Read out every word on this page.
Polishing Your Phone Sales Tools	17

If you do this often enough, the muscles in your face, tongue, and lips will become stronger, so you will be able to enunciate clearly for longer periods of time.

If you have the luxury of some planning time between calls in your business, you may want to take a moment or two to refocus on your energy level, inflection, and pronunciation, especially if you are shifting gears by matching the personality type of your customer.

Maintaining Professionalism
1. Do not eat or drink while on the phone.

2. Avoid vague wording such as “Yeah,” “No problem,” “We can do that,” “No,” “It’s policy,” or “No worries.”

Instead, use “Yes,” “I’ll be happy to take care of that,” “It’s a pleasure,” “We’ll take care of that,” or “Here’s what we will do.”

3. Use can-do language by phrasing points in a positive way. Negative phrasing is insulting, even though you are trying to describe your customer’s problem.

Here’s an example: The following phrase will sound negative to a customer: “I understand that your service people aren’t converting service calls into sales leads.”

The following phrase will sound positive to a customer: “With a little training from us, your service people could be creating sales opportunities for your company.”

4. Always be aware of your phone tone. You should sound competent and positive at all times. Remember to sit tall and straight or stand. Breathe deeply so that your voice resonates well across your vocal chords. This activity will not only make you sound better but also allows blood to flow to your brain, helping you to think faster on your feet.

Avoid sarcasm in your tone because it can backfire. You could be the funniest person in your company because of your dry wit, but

--

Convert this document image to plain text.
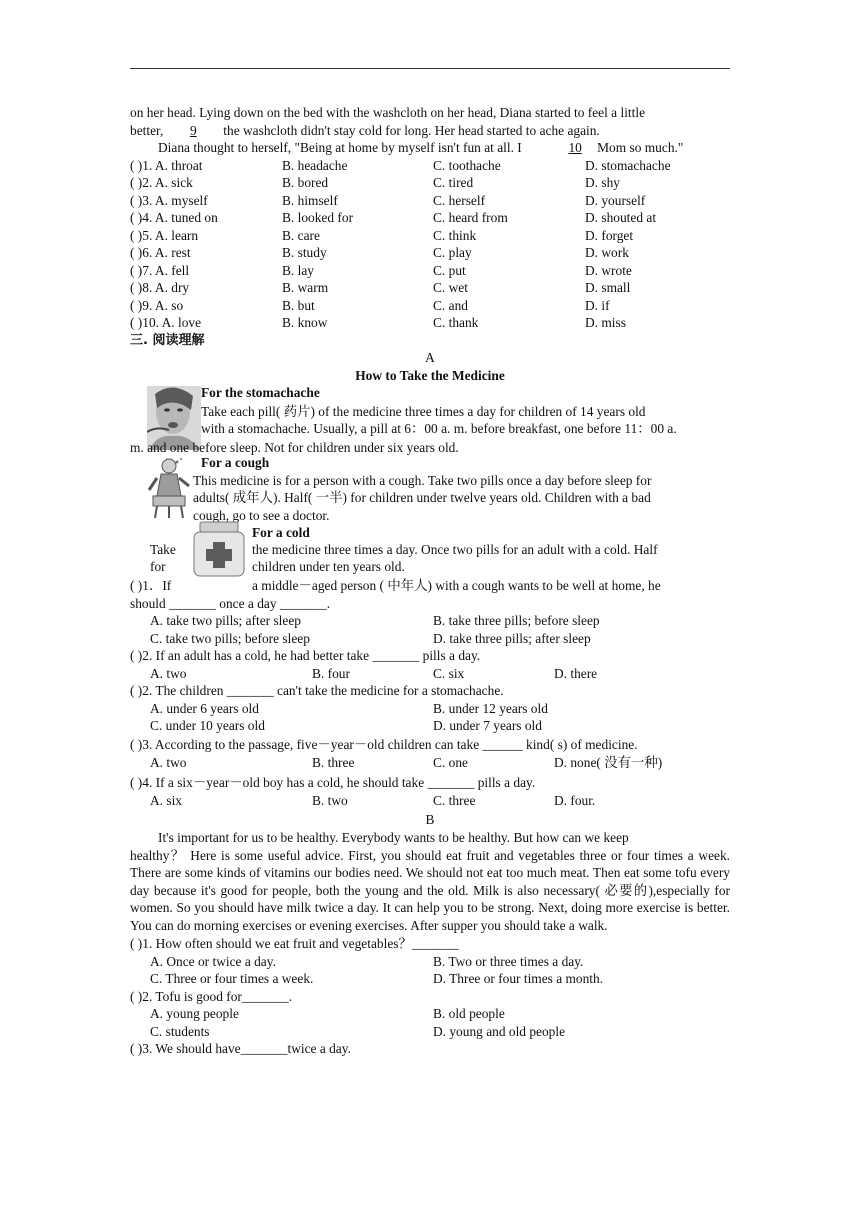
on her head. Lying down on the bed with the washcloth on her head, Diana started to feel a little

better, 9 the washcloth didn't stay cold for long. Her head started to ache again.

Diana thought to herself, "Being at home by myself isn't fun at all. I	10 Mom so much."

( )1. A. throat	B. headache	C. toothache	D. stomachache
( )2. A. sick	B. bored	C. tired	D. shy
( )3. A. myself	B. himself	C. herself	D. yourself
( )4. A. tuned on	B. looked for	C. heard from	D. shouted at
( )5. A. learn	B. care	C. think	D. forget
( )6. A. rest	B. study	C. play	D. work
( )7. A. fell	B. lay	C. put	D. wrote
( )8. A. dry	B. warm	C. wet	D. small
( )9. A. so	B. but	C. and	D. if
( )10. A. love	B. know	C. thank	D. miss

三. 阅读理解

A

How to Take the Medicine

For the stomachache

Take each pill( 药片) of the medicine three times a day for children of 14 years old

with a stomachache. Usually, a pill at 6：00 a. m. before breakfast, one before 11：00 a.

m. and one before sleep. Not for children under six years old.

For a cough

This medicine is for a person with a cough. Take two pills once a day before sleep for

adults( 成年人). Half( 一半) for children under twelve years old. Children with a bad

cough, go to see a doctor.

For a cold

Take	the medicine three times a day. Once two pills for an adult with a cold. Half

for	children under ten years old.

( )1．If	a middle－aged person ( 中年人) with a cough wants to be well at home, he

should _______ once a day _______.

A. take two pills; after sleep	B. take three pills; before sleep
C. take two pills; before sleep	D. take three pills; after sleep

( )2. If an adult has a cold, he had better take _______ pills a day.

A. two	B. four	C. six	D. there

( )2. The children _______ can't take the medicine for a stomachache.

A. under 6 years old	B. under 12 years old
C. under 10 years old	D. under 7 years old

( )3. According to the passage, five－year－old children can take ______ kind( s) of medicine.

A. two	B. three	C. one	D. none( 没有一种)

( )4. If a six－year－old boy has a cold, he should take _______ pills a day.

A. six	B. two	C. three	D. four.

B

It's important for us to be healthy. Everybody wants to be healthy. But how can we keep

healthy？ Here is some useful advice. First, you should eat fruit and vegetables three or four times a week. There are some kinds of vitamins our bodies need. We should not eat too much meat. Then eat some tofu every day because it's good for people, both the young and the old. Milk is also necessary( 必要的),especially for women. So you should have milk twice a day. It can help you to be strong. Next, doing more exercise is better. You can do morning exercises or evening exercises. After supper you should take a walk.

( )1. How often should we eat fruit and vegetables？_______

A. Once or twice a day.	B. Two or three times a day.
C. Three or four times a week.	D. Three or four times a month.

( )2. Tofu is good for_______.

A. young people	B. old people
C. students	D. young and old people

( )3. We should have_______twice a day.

...

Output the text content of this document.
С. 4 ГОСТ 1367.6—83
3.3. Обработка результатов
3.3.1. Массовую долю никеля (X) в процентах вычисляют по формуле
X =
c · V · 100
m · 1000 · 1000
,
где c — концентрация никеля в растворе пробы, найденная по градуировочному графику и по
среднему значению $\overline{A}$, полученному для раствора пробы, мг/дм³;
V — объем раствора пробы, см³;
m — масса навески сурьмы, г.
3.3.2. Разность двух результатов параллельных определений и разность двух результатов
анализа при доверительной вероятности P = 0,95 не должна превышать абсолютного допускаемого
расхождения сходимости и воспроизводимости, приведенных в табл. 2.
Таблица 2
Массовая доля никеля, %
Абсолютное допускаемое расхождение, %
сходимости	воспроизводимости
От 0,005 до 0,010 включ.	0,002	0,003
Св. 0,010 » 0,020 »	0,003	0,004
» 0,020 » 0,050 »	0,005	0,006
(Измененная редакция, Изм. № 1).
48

Description of the task
Review the material and copy each line in which the word "пробы" appears.

Result of this exercise
где c — концентрация никеля в растворе пробы, найденная по градуировочному графику и по
среднему значению $\overline{A}$, полученному для раствора пробы, мг/дм³;
V — объем раствора пробы, см³;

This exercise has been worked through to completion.